* _EXERCISE DIRECTIONS_: Swap "square" for "circle" throughout the listing below and keep everything else unchanged. Leave any pictures out of your answer.

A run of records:
* Start *
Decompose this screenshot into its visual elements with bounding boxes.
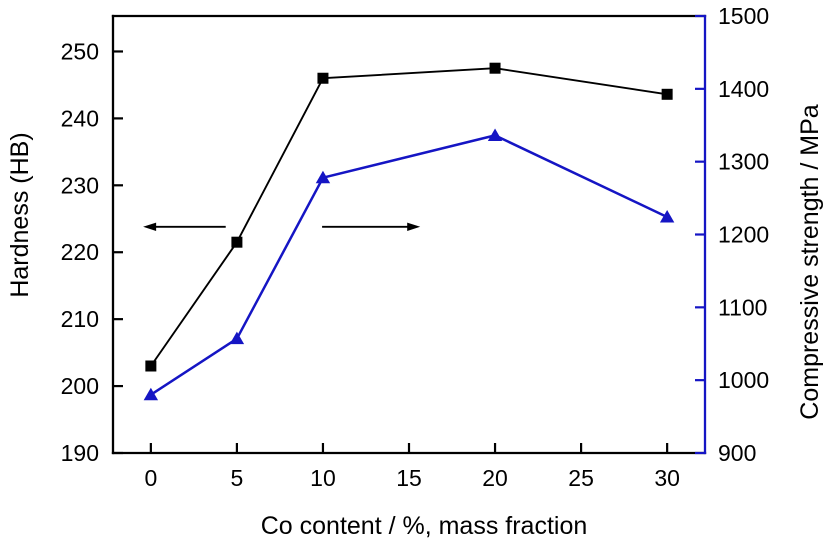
right-y-tick-label: 1300	[718, 149, 769, 175]
triangle-marker	[143, 387, 159, 401]
triangle-marker	[487, 128, 503, 141]
right-y-tick-label: 1400	[718, 76, 769, 102]
triangle-marker	[229, 331, 245, 345]
x-tick-label: 20	[482, 465, 508, 491]
right-axis-title: Compressive strength / MPa	[796, 104, 824, 419]
left-arrowhead-icon	[143, 222, 157, 232]
square-marker	[661, 88, 673, 100]
left-axis-title: Hardness (HB)	[6, 132, 34, 297]
right-y-tick-label: 1000	[718, 367, 769, 393]
right-arrowhead-icon	[407, 222, 421, 232]
left-y-tick-label: 190	[61, 440, 99, 466]
triangle-marker	[659, 210, 675, 223]
right-y-tick-label: 1100	[718, 294, 767, 320]
square-marker	[231, 236, 243, 248]
x-tick-label: 15	[396, 465, 422, 491]
right-y-tick-label: 900	[718, 440, 756, 466]
right-y-tick-label: 1500	[718, 3, 769, 29]
x-tick-label: 10	[310, 465, 336, 491]
left-y-tick-label: 220	[61, 239, 99, 265]
left-y-tick-label: 230	[61, 172, 99, 198]
left-y-tick-label: 210	[61, 306, 99, 332]
triangle-series-line	[149, 134, 669, 396]
x-tick-label: 5	[231, 465, 244, 491]
x-axis-title: Co content / %, mass fraction	[261, 512, 588, 540]
left-y-tick-label: 200	[61, 373, 99, 399]
triangle-marker	[315, 170, 331, 184]
plot-layer: 0 5 10 15 20 25 30 190 200 210 220 230 240 250 900 1000…	[61, 3, 770, 491]
square-series-line	[149, 67, 669, 367]
x-tick-label: 0	[144, 465, 157, 491]
left-y-tick-label: 250	[61, 38, 99, 64]
right-y-tick-label: 1200	[718, 222, 769, 248]
square-marker	[317, 72, 329, 84]
x-tick-label: 30	[654, 465, 680, 491]
square-marker	[489, 62, 501, 74]
square-marker	[145, 360, 157, 372]
left-y-tick-label: 240	[61, 105, 99, 131]
x-tick-label: 25	[568, 465, 594, 491]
* End *
* _THE RESPONSE_:
Decompose this screenshot into its visual elements with bounding boxes.
right-y-tick-label: 1300	[718, 149, 769, 175]
triangle-marker	[143, 387, 159, 401]
triangle-marker	[487, 128, 503, 141]
right-y-tick-label: 1400	[718, 76, 769, 102]
triangle-marker	[229, 331, 245, 345]
x-tick-label: 20	[482, 465, 508, 491]
right-axis-title: Compressive strength / MPa	[796, 104, 824, 419]
left-arrowhead-icon	[143, 222, 157, 232]
circle-marker	[661, 88, 673, 100]
left-axis-title: Hardness (HB)	[6, 132, 34, 297]
right-y-tick-label: 1000	[718, 367, 769, 393]
right-arrowhead-icon	[407, 222, 421, 232]
left-y-tick-label: 190	[61, 440, 99, 466]
triangle-marker	[659, 210, 675, 223]
right-y-tick-label: 1100	[718, 294, 767, 320]
circle-marker	[231, 236, 243, 248]
x-tick-label: 15	[396, 465, 422, 491]
right-y-tick-label: 900	[718, 440, 756, 466]
right-y-tick-label: 1500	[718, 3, 769, 29]
x-tick-label: 10	[310, 465, 336, 491]
left-y-tick-label: 220	[61, 239, 99, 265]
left-y-tick-label: 230	[61, 172, 99, 198]
left-y-tick-label: 210	[61, 306, 99, 332]
triangle-series-line	[149, 134, 669, 396]
x-tick-label: 5	[231, 465, 244, 491]
x-axis-title: Co content / %, mass fraction	[261, 512, 588, 540]
left-y-tick-label: 200	[61, 373, 99, 399]
triangle-marker	[315, 170, 331, 184]
plot-layer: 0 5 10 15 20 25 30 190 200 210 220 230 240 250 900 1000…	[61, 3, 770, 491]
circle-series-line	[149, 67, 669, 367]
x-tick-label: 0	[144, 465, 157, 491]
left-y-tick-label: 250	[61, 38, 99, 64]
right-y-tick-label: 1200	[718, 222, 769, 248]
circle-marker	[317, 72, 329, 84]
x-tick-label: 30	[654, 465, 680, 491]
circle-marker	[489, 62, 501, 74]
circle-marker	[145, 360, 157, 372]
left-y-tick-label: 240	[61, 105, 99, 131]
x-tick-label: 25	[568, 465, 594, 491]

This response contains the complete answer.